DESCRIPTION OF THE TASK: State only the number of lines that include "this".

Dataset entries
----------

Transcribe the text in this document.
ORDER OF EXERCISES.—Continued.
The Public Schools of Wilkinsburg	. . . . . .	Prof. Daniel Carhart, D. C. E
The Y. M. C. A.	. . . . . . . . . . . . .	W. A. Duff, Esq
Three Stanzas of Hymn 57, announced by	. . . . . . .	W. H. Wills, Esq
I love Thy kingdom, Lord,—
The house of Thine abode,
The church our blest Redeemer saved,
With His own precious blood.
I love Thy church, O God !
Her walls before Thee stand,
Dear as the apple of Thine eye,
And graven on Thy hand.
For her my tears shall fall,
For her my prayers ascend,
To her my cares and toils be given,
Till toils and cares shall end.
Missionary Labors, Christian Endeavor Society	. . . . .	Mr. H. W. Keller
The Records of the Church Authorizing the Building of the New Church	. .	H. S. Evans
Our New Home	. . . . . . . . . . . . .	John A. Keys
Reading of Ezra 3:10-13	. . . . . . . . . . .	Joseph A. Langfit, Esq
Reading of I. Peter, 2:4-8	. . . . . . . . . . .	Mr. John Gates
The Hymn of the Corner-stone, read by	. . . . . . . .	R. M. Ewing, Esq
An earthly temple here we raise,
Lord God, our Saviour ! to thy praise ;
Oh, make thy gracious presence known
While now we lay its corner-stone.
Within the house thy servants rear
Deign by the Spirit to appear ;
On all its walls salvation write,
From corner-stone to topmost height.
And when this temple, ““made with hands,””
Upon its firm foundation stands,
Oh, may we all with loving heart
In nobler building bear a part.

----------

FULL ANSWER: 2